- **INPUT**
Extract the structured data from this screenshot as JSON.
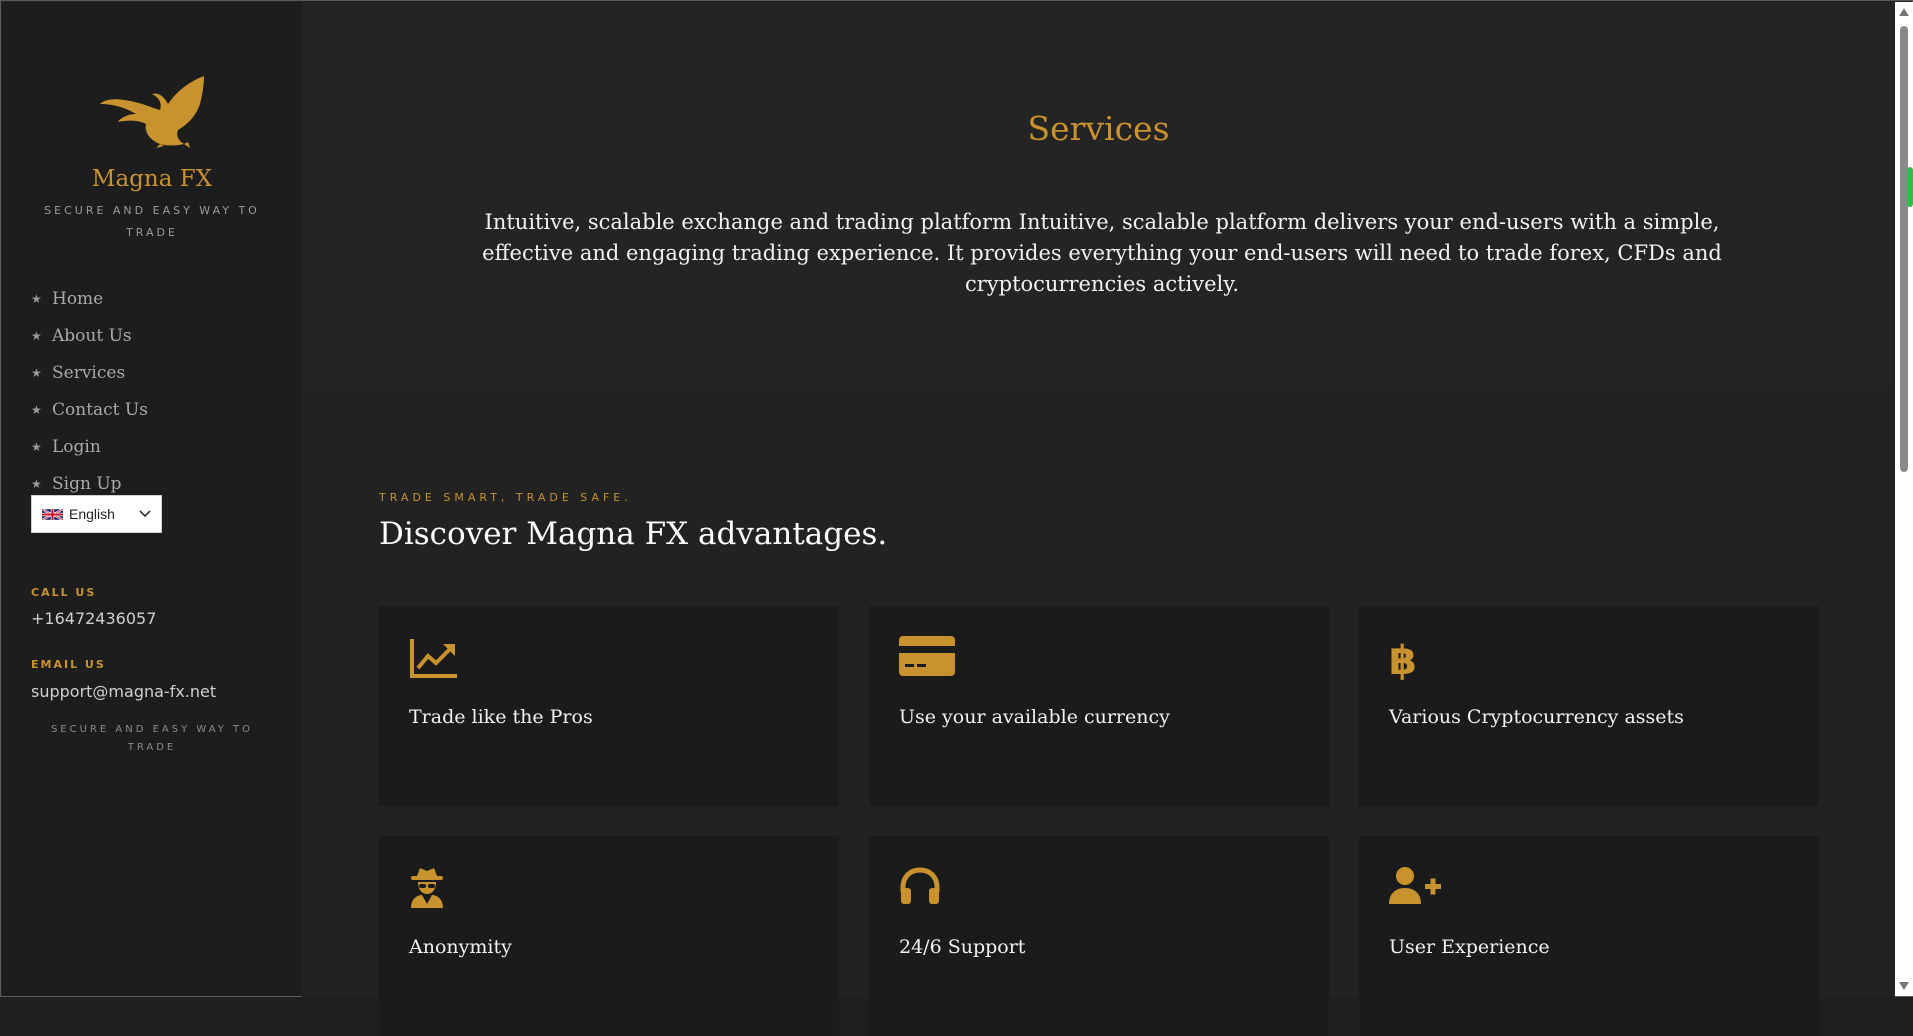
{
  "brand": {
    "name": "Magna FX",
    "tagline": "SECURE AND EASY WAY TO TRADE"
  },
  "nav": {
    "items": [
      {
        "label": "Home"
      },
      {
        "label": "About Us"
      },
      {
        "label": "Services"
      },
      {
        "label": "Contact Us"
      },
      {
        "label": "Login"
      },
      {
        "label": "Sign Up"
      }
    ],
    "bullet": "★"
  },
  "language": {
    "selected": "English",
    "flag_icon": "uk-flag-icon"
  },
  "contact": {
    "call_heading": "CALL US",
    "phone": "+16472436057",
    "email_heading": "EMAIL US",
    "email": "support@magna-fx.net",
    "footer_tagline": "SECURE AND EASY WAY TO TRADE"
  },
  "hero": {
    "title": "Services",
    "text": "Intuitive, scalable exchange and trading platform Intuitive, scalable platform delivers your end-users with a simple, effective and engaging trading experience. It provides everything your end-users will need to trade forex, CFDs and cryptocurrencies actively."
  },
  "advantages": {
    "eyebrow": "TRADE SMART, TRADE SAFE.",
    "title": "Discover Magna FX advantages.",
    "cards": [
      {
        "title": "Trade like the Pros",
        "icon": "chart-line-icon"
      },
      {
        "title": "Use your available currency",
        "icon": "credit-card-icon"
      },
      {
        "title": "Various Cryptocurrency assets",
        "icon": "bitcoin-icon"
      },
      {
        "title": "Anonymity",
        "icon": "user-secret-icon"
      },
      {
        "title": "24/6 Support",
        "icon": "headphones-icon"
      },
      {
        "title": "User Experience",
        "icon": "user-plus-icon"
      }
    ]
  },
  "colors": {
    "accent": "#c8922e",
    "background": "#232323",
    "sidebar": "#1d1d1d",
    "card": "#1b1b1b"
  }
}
---
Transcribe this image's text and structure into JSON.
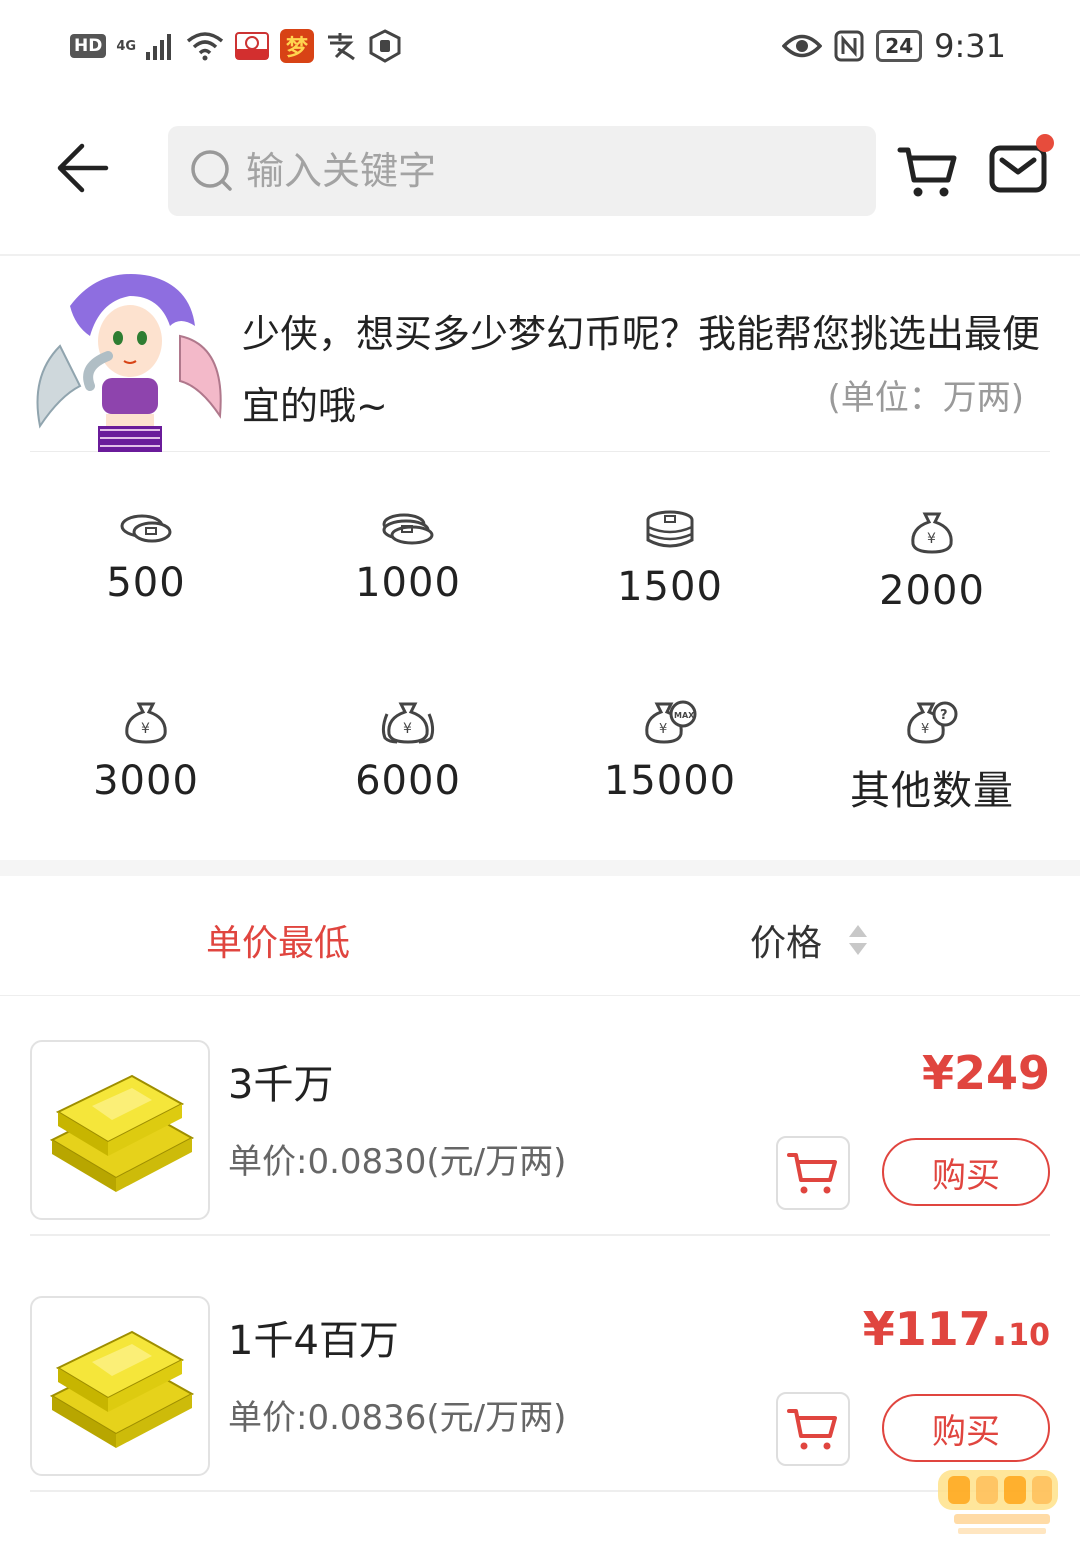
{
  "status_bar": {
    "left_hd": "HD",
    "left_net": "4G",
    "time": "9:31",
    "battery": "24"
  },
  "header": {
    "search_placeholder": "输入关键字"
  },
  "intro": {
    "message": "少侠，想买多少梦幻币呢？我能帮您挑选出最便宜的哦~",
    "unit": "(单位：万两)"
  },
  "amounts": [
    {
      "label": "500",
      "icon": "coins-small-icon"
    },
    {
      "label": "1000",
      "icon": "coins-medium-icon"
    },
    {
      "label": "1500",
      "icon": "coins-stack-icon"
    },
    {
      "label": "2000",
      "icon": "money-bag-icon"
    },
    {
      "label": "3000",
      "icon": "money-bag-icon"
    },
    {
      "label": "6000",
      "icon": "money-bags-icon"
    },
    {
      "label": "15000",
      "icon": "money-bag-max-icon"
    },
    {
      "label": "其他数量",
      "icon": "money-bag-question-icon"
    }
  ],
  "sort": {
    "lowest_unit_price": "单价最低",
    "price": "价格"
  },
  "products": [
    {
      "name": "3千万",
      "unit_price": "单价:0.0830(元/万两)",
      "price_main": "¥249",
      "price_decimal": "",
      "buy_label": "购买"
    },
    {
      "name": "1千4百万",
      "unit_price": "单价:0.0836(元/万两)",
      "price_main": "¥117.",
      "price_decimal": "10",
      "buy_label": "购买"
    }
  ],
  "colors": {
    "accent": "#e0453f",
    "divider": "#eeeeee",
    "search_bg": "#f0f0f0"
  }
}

- **YOUR OBJECTIVE**
Identify the lines in the records above that contain the word "title", then state how many there are and nothing more.

- **RESPONSE TO THE EXERCISE**
8